◆ Stored entries ◆
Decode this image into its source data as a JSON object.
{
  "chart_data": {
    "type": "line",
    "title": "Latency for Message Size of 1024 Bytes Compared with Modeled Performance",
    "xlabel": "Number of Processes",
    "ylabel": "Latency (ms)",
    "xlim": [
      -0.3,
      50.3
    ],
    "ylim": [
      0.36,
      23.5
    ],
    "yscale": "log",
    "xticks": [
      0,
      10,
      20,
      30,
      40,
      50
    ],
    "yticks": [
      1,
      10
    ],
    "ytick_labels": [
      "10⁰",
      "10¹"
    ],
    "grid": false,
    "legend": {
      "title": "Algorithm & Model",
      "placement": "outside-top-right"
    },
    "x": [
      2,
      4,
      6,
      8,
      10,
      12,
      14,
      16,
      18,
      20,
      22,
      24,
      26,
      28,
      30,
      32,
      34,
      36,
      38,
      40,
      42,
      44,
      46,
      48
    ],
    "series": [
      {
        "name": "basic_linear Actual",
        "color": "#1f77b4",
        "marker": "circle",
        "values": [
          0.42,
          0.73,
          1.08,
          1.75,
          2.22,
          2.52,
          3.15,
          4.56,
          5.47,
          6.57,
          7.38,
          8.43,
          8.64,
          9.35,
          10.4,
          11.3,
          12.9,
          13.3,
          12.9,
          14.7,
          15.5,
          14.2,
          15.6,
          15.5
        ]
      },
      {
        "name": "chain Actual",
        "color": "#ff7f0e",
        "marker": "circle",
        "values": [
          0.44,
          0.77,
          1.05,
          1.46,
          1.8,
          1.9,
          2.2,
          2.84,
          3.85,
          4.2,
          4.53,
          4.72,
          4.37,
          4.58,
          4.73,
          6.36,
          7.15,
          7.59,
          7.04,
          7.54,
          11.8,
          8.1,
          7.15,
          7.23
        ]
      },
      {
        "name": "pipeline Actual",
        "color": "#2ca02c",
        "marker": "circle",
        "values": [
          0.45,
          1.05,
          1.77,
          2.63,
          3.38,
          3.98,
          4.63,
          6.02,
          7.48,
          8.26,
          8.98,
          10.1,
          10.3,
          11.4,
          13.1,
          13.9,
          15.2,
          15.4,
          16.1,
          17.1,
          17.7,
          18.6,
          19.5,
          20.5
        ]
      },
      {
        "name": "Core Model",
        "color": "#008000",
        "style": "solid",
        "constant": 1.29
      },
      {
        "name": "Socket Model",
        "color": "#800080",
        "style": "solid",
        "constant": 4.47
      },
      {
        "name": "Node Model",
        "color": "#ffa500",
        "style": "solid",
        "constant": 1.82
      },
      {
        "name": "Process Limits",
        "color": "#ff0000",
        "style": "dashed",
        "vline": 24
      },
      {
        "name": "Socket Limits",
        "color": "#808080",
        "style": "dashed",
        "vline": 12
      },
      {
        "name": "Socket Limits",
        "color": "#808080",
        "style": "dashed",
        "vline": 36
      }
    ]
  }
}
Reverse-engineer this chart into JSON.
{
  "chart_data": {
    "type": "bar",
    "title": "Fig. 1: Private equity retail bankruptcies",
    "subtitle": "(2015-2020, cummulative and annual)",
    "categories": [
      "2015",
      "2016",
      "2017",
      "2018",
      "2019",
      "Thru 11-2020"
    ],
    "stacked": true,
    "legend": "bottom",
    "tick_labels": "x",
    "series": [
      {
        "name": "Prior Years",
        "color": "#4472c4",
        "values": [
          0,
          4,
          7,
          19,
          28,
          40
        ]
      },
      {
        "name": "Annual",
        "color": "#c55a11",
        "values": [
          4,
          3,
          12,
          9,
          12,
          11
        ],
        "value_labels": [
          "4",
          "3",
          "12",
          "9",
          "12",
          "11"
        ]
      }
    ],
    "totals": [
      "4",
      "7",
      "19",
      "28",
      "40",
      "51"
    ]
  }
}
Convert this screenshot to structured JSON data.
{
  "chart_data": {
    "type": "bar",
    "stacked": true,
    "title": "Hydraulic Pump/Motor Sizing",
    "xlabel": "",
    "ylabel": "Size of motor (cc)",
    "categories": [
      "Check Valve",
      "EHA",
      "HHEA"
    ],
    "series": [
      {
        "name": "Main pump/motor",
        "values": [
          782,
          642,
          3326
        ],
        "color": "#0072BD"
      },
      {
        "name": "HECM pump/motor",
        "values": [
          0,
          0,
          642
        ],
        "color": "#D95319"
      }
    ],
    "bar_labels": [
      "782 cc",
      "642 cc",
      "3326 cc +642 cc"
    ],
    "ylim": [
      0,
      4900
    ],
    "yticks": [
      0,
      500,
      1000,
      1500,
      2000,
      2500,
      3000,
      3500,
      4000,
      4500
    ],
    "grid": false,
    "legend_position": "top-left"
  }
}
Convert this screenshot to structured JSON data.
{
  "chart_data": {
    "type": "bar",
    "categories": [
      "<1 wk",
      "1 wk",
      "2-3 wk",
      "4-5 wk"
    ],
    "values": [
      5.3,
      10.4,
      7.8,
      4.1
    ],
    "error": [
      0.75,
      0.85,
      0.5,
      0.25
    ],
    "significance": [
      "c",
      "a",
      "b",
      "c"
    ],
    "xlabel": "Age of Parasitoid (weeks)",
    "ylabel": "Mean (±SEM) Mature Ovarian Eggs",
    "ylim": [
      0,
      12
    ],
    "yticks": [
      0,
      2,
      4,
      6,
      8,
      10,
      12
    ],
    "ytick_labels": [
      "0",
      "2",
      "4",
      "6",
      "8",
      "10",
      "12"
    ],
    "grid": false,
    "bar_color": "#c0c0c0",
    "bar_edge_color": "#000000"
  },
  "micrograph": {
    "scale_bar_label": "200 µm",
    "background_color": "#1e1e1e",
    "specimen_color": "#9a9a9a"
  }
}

◆ REQUIREMENT ◆
Report each line in the data that holds the word "into".

◆ ANSWER BELOW ◆
Decode this image into its source data as a JSON object.
Reverse-engineer this chart into JSON.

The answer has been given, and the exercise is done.